▶ _BRIEF_
Go through the material below and copy all lines with "GOALS".

▶ _RECORDS TO PROCESS_
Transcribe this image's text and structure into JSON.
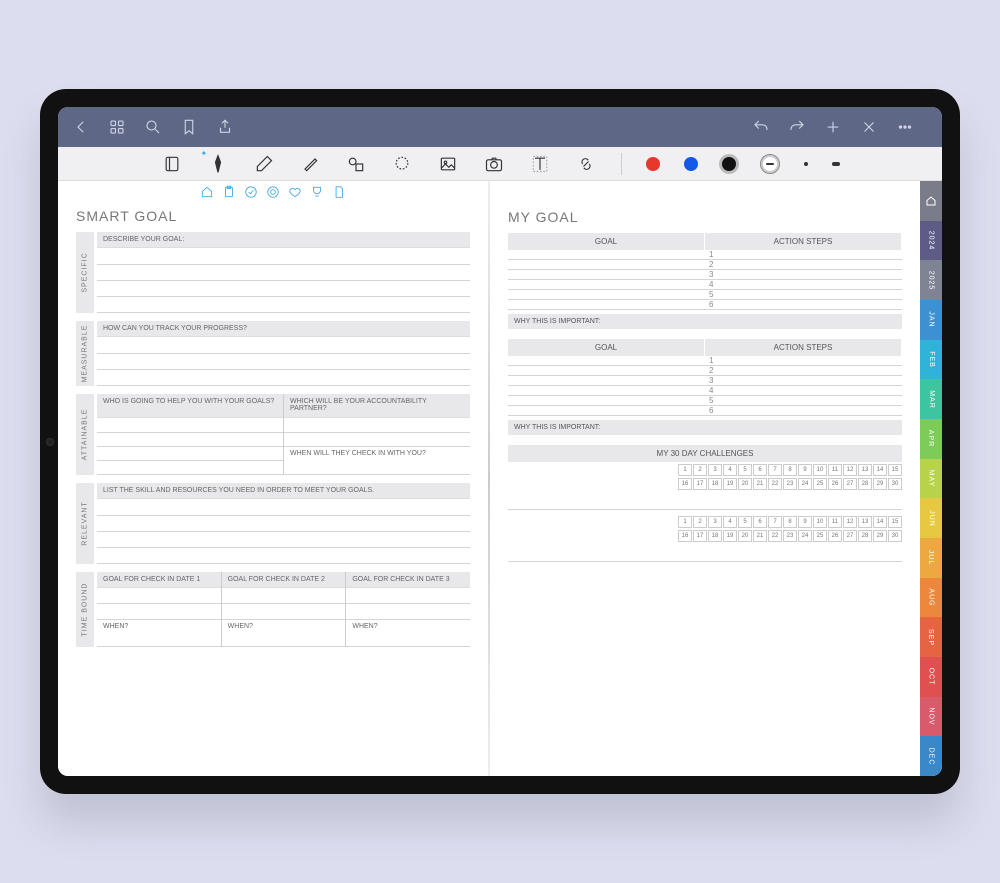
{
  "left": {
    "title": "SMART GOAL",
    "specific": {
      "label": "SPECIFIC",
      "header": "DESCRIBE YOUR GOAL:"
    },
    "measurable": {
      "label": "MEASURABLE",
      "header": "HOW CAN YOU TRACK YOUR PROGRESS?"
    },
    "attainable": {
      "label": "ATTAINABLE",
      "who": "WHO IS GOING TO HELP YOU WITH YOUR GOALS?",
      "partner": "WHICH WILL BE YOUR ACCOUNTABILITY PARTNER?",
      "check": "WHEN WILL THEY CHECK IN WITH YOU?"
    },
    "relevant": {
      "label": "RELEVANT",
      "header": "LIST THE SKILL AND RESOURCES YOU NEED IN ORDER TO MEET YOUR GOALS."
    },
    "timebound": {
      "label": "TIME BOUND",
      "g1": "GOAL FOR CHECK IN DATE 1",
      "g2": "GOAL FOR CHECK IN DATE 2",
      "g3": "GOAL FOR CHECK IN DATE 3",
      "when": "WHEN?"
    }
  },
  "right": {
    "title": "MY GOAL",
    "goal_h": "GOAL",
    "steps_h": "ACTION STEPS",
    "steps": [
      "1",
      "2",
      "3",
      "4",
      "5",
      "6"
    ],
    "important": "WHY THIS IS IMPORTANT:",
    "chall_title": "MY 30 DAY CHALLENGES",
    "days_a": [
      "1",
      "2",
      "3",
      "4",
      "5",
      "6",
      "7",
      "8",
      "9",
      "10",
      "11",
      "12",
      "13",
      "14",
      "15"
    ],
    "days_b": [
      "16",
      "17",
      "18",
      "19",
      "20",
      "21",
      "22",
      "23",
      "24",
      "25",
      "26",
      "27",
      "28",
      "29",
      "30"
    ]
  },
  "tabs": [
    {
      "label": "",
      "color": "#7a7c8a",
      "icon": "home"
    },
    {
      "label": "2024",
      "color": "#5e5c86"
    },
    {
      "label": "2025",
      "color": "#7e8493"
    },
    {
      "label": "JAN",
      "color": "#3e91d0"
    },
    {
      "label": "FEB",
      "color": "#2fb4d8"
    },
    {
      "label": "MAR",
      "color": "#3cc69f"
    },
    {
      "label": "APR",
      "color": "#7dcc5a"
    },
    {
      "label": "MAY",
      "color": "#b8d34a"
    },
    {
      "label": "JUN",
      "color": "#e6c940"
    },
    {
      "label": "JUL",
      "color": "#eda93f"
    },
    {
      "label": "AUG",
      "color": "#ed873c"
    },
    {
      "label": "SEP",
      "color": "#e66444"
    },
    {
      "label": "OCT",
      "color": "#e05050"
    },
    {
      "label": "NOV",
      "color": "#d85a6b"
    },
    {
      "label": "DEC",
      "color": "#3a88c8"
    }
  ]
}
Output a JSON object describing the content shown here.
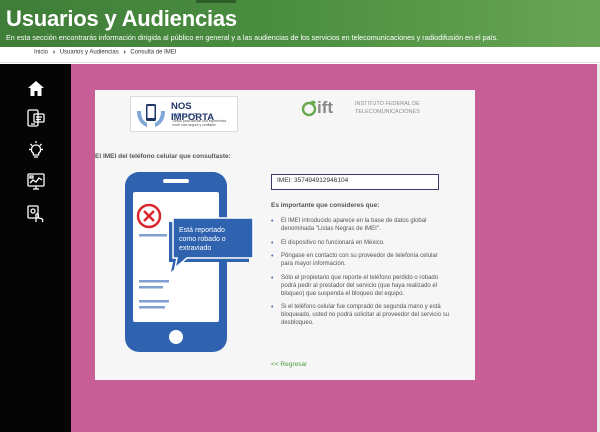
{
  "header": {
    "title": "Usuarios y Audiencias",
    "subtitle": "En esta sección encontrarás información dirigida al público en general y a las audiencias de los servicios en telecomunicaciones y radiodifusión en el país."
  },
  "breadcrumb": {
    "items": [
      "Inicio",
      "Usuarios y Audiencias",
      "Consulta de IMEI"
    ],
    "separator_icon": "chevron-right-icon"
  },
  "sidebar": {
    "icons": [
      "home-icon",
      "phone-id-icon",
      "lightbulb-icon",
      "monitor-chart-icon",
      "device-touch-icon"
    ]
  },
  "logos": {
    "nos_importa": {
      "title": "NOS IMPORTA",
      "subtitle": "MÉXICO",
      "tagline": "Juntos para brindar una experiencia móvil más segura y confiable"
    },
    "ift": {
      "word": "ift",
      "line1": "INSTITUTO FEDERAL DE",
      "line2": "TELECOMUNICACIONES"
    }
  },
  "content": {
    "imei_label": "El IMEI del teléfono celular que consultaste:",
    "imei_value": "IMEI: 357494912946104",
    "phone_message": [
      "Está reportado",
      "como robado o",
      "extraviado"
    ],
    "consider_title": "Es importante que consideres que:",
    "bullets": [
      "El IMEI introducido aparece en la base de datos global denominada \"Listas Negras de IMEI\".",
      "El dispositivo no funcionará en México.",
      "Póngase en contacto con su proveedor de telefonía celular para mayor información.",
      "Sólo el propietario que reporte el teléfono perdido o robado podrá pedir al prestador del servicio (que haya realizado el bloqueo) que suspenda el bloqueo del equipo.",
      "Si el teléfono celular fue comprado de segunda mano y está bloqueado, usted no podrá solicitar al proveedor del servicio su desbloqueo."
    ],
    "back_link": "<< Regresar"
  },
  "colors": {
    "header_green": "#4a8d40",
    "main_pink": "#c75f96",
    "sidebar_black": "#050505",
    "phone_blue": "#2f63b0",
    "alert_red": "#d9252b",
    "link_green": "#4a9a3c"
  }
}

▶ _RESPONSE TO THIS EXERCISE_
      "who": "WHO IS GOING TO HELP YOU WITH YOUR GOALS?",
      "header": "LIST THE SKILL AND RESOURCES YOU NEED IN ORDER TO MEET YOUR GOALS."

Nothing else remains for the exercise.